#### Given data

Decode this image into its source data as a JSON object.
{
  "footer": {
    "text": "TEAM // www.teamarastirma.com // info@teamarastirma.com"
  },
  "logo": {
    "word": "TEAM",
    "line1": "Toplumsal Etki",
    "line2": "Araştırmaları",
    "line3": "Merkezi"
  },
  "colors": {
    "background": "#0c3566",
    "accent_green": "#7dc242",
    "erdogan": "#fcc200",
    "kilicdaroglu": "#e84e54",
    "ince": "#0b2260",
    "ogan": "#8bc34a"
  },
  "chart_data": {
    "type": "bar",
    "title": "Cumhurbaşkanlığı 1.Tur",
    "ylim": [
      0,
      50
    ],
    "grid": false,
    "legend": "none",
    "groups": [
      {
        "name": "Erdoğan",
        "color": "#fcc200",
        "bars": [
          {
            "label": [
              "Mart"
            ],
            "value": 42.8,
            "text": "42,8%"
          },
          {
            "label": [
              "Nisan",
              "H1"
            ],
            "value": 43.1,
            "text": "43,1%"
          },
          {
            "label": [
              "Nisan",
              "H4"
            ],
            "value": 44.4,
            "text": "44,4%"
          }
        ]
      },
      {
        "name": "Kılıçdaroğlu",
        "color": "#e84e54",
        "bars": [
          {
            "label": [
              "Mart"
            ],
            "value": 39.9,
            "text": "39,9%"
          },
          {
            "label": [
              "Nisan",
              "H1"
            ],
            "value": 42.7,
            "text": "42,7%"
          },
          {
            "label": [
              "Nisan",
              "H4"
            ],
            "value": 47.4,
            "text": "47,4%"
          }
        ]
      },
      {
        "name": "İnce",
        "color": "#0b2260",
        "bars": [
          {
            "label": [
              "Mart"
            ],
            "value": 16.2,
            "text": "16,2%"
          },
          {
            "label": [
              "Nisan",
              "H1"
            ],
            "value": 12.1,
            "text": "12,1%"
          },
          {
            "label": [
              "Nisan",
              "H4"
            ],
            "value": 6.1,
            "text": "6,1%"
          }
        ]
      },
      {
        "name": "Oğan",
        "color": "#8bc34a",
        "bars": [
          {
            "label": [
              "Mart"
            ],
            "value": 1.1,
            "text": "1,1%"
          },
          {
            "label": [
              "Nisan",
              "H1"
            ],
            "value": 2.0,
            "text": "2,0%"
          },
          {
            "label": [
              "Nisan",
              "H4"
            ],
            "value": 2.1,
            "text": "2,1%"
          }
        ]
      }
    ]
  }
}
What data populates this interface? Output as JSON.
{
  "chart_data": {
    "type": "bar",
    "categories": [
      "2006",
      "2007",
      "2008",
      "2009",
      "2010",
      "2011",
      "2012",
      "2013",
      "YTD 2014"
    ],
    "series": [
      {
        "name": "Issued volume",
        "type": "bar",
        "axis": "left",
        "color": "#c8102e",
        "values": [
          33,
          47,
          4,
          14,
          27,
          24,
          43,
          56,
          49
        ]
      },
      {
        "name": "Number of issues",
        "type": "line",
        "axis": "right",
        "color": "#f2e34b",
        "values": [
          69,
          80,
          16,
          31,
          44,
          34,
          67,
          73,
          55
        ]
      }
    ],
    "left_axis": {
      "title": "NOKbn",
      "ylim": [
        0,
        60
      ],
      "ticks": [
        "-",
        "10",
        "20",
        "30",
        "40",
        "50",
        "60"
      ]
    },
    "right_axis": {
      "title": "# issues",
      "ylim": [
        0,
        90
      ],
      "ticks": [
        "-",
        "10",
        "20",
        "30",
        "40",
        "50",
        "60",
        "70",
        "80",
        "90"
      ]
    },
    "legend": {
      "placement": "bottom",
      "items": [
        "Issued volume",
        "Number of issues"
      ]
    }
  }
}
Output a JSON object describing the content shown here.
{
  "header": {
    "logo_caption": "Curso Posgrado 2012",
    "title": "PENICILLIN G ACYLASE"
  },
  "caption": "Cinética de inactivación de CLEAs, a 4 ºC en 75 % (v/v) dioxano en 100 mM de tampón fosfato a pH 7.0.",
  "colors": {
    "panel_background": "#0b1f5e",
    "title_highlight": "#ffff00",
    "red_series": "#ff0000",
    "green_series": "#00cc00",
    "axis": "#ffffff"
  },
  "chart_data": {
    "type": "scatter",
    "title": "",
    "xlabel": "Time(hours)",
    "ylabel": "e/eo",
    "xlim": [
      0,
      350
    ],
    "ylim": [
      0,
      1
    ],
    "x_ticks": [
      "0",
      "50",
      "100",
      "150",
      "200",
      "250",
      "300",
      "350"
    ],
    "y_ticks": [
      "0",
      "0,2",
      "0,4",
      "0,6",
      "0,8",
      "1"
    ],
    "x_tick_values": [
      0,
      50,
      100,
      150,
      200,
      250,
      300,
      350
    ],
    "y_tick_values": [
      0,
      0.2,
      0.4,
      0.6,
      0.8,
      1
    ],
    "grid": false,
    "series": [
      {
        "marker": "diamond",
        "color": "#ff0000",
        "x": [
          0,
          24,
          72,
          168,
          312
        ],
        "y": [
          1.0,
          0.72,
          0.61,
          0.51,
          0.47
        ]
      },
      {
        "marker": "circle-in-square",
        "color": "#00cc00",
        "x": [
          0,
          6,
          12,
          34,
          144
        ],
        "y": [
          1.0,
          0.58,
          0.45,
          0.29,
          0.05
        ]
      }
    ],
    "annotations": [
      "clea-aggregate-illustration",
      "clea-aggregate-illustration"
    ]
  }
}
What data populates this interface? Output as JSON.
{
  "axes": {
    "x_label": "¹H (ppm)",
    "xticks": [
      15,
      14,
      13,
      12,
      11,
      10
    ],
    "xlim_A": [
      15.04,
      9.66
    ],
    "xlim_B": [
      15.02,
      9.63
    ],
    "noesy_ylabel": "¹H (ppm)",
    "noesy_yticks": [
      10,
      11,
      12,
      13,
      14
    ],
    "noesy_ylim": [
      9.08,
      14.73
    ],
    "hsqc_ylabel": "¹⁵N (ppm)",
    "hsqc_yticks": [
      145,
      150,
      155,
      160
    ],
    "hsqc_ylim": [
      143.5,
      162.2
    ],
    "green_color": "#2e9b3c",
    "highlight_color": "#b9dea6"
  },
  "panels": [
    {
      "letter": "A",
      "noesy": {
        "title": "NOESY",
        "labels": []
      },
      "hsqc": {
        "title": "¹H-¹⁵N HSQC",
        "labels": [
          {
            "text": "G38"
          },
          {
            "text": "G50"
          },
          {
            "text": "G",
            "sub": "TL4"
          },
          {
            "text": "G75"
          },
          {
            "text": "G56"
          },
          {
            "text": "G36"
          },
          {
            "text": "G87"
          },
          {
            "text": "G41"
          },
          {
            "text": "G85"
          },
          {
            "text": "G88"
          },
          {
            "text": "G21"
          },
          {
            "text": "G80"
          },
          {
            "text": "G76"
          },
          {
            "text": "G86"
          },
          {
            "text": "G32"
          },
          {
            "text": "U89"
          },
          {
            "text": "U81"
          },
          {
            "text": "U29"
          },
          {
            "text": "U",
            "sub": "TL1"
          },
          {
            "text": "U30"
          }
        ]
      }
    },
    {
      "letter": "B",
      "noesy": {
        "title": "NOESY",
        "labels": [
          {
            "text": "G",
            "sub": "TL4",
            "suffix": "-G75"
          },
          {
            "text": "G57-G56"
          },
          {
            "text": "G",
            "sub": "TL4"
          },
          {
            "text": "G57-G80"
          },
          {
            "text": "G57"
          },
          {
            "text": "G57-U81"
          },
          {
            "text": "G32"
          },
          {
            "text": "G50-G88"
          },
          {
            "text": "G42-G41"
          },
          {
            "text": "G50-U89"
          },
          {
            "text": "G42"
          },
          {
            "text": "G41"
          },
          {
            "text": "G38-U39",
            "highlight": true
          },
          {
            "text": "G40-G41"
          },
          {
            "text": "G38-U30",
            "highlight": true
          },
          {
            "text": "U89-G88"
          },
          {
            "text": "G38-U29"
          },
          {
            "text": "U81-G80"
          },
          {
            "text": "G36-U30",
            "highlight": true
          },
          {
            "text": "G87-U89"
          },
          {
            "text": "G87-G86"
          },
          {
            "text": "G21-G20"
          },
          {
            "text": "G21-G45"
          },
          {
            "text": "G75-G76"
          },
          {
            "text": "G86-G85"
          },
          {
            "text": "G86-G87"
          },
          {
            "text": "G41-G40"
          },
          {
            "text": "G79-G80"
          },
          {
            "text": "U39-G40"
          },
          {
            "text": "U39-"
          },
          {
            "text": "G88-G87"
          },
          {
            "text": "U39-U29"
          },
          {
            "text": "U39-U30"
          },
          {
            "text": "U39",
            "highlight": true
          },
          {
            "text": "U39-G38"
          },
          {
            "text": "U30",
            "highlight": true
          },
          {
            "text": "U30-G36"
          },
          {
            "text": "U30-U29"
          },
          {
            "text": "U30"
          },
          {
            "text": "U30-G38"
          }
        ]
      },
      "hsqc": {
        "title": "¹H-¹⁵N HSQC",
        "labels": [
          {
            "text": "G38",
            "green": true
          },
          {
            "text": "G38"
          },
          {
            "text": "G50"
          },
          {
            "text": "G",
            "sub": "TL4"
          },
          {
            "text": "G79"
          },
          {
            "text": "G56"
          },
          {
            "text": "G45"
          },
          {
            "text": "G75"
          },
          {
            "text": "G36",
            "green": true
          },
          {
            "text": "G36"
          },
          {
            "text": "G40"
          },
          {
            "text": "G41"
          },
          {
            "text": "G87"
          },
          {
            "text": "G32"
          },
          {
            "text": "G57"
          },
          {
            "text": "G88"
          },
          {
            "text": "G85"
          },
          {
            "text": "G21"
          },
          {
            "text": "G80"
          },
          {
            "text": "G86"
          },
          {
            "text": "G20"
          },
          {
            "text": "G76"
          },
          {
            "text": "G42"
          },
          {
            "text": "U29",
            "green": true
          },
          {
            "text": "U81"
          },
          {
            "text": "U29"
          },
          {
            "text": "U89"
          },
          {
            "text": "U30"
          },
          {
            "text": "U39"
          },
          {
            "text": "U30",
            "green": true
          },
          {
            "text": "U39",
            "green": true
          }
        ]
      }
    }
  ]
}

########

Directions =>
For the listing above, identify each line bearing "name".

Reply =>
        "name": "Erdoğan",
        "name": "Kılıçdaroğlu",
        "name": "İnce",
        "name": "Oğan",
        "name": "Issued volume",
        "name": "Number of issues",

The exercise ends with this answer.